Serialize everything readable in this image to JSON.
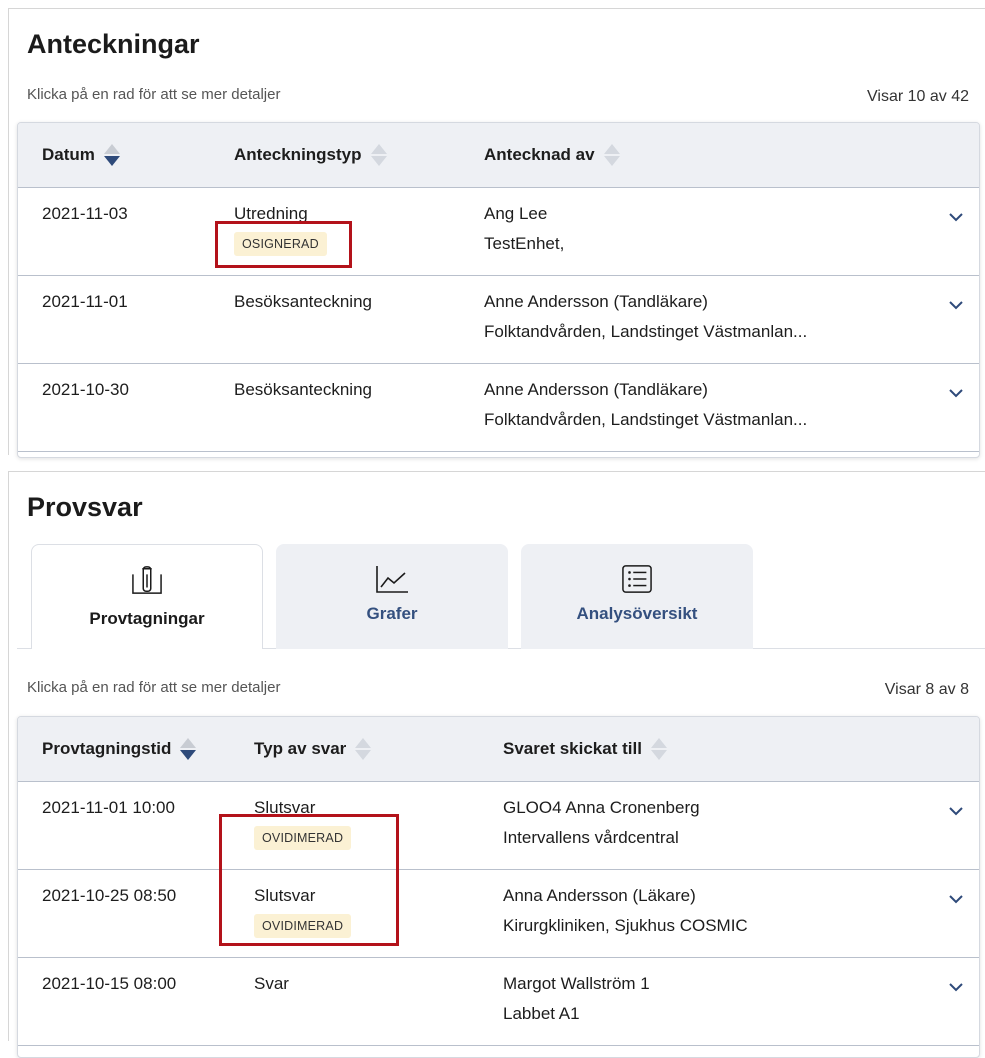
{
  "notes": {
    "title": "Anteckningar",
    "hint": "Klicka på en rad för att se mer detaljer",
    "count": "Visar 10 av 42",
    "columns": [
      "Datum",
      "Anteckningstyp",
      "Antecknad av"
    ],
    "rows": [
      {
        "date": "2021-11-03",
        "type": "Utredning",
        "badge": "OSIGNERAD",
        "author": "Ang Lee",
        "unit": "TestEnhet,"
      },
      {
        "date": "2021-11-01",
        "type": "Besöksanteckning",
        "author": "Anne Andersson (Tandläkare)",
        "unit": "Folktandvården, Landstinget Västmanlan..."
      },
      {
        "date": "2021-10-30",
        "type": "Besöksanteckning",
        "author": "Anne Andersson (Tandläkare)",
        "unit": "Folktandvården, Landstinget Västmanlan..."
      }
    ]
  },
  "labs": {
    "title": "Provsvar",
    "tabs": [
      {
        "label": "Provtagningar",
        "icon": "test-tube-icon",
        "active": true
      },
      {
        "label": "Grafer",
        "icon": "line-chart-icon",
        "active": false
      },
      {
        "label": "Analysöversikt",
        "icon": "list-icon",
        "active": false
      }
    ],
    "hint": "Klicka på en rad för att se mer detaljer",
    "count": "Visar 8 av 8",
    "columns": [
      "Provtagningstid",
      "Typ av svar",
      "Svaret skickat till"
    ],
    "rows": [
      {
        "time": "2021-11-01 10:00",
        "type": "Slutsvar",
        "badge": "OVIDIMERAD",
        "to": "GLOO4 Anna Cronenberg",
        "unit": "Intervallens vårdcentral"
      },
      {
        "time": "2021-10-25 08:50",
        "type": "Slutsvar",
        "badge": "OVIDIMERAD",
        "to": "Anna Andersson (Läkare)",
        "unit": "Kirurgkliniken, Sjukhus COSMIC"
      },
      {
        "time": "2021-10-15 08:00",
        "type": "Svar",
        "to": "Margot Wallström 1",
        "unit": "Labbet A1"
      }
    ]
  },
  "colors": {
    "accent": "#2e4a7a",
    "badge_bg": "#fbf1d4",
    "highlight": "#b3121a"
  }
}
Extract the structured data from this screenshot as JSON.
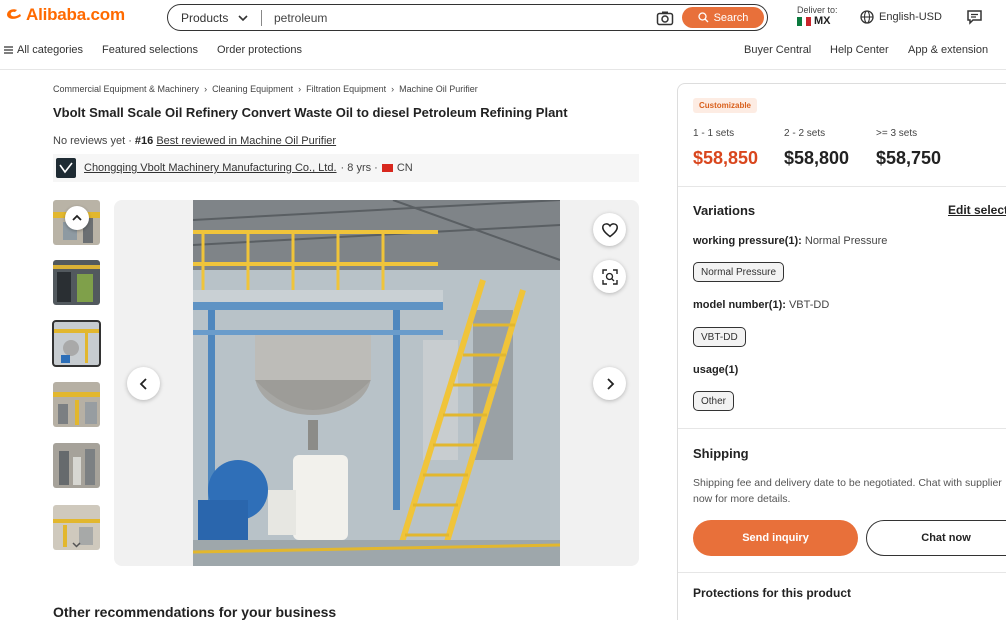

§

→ **The request**
Give nothing but the count of lines in the listing above that hold the string "Anna".

→ **Answer to this problem**
2